— BEGIN —

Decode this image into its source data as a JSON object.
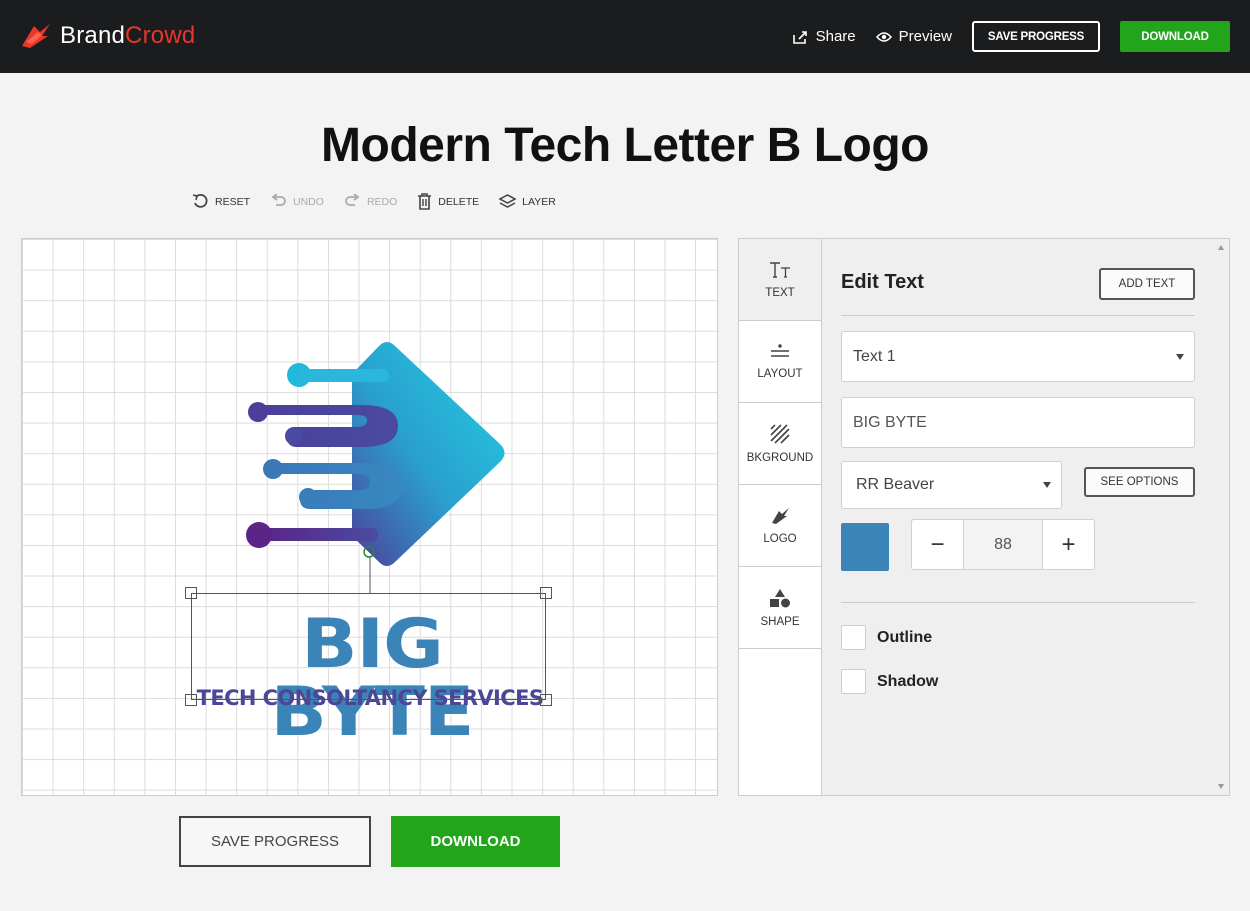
{
  "brand": {
    "part1": "Brand",
    "part2": "Crowd"
  },
  "header": {
    "share_label": "Share",
    "preview_label": "Preview",
    "save_label": "SAVE PROGRESS",
    "download_label": "DOWNLOAD"
  },
  "page_title": "Modern Tech Letter B Logo",
  "toolbar": {
    "reset": "RESET",
    "undo": "UNDO",
    "redo": "REDO",
    "delete": "DELETE",
    "layer": "LAYER"
  },
  "canvas": {
    "headline": "BIG BYTE",
    "tagline": "TECH CONSOLTANCY SERVICES",
    "text_color": "#3a84b7",
    "tagline_color": "#4c4697"
  },
  "bottom": {
    "save_label": "SAVE PROGRESS",
    "download_label": "DOWNLOAD"
  },
  "tabs": [
    {
      "label": "TEXT",
      "icon": "text-size-icon"
    },
    {
      "label": "LAYOUT",
      "icon": "layout-icon"
    },
    {
      "label": "BKGROUND",
      "icon": "background-icon"
    },
    {
      "label": "LOGO",
      "icon": "logo-icon"
    },
    {
      "label": "SHAPE",
      "icon": "shapes-icon"
    }
  ],
  "edit_text": {
    "title": "Edit Text",
    "add_text_label": "ADD TEXT",
    "layer_select": "Text 1",
    "text_value": "BIG BYTE",
    "font_select": "RR Beaver",
    "see_options_label": "SEE OPTIONS",
    "color": "#3a84b7",
    "size_value": "88",
    "minus": "−",
    "plus": "+",
    "outline_label": "Outline",
    "shadow_label": "Shadow"
  }
}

— END —

» **EXERCISE DESCRIPTION**
Copy out all lines where the word "BYTE" appears.

» **ANSWER FOR THIS EXERCISE**
    "headline": "BIG BYTE",
    "text_value": "BIG BYTE",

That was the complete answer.